TASK
Find each line in the data below that contains the string "detailed", with case counting, and copy those lines.

DATA EXCERPTS
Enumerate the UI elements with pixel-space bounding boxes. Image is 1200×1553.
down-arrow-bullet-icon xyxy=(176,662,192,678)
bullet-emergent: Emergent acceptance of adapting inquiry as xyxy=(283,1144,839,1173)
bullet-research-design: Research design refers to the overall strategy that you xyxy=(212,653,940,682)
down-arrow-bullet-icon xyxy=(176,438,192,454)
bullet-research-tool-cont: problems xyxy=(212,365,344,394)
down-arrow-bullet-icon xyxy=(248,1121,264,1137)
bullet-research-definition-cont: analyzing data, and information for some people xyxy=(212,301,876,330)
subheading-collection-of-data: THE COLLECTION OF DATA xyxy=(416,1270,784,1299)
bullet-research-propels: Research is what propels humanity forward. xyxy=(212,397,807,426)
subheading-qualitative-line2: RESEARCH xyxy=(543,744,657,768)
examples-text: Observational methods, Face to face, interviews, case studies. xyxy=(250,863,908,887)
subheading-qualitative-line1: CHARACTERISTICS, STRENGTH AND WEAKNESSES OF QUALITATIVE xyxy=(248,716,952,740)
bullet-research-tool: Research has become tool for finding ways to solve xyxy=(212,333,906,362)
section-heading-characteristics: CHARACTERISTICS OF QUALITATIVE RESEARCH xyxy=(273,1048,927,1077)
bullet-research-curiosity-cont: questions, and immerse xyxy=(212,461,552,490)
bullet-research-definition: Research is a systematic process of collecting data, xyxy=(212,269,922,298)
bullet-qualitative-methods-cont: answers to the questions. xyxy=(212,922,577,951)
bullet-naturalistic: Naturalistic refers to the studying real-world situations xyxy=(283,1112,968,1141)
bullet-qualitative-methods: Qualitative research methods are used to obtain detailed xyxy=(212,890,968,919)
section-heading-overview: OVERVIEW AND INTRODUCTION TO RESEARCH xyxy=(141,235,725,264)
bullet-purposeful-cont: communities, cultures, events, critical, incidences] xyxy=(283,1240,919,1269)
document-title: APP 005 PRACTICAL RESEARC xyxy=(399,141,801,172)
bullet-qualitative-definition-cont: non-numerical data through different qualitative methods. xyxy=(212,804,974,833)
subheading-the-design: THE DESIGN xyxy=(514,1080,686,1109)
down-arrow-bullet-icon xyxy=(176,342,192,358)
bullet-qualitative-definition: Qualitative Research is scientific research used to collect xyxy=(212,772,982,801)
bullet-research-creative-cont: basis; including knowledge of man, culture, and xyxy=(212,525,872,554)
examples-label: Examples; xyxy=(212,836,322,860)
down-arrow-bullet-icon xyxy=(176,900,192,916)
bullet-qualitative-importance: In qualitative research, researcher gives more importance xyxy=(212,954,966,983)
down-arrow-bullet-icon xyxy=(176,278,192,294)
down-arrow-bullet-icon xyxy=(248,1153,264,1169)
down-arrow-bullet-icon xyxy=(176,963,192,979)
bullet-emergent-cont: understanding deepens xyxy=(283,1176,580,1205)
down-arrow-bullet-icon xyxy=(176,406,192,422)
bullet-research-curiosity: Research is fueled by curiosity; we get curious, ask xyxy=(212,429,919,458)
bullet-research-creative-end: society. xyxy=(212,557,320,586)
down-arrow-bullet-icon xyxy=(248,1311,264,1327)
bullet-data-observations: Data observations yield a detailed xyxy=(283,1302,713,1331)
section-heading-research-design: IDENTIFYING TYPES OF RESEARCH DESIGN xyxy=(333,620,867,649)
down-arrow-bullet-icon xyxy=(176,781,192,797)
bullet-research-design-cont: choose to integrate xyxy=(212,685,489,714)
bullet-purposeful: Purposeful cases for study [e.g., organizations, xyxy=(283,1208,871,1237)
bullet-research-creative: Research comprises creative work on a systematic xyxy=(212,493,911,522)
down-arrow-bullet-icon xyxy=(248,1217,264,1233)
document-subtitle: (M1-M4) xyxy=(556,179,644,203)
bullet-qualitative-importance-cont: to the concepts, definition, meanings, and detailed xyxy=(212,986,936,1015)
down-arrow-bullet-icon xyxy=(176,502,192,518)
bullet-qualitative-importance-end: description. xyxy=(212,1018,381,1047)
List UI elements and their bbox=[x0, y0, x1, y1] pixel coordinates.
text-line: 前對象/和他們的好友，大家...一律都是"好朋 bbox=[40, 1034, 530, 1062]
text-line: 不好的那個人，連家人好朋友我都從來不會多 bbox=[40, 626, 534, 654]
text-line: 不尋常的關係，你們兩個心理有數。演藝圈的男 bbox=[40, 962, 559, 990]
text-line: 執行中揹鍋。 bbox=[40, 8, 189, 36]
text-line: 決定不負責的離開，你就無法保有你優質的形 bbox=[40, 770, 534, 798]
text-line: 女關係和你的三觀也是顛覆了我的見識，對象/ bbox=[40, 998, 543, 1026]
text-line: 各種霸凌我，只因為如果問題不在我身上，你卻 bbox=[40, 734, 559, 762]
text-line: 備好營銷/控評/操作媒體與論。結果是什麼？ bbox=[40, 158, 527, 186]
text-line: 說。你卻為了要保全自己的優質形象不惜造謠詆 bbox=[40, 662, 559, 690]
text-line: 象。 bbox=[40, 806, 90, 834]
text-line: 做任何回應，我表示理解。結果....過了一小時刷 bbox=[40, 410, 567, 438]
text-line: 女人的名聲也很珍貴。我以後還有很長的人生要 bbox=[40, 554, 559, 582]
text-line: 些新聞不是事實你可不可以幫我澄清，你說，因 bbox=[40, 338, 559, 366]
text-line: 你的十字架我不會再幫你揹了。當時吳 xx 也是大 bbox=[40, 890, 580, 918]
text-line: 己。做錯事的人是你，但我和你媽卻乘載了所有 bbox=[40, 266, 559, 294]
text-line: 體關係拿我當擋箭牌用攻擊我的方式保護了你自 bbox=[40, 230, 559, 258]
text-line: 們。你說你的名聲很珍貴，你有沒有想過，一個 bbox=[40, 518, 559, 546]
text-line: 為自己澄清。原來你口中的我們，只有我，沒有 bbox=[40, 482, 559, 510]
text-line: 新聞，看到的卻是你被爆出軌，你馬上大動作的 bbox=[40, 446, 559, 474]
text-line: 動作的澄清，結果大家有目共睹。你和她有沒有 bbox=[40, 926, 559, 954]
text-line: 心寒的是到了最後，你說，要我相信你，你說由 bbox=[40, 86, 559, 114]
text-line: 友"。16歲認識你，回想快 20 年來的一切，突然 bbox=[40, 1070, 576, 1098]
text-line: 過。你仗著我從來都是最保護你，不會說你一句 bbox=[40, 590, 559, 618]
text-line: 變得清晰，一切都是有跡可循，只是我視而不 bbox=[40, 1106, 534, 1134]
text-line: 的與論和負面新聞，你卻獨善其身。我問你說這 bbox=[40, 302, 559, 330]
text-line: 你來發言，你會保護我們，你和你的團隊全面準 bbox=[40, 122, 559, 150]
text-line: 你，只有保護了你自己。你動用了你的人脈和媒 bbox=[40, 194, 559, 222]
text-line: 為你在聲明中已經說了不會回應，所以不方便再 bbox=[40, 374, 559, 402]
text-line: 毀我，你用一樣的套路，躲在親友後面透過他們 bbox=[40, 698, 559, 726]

ANSWER BELOW
bullet-qualitative-methods: Qualitative research methods are used to obtain detailed xyxy=(212,890,968,919)
bullet-data-observations: Data observations yield a detailed xyxy=(283,1302,713,1331)
bullet-qualitative-importance-cont: to the concepts, definition, meanings, and detailed xyxy=(212,986,936,1015)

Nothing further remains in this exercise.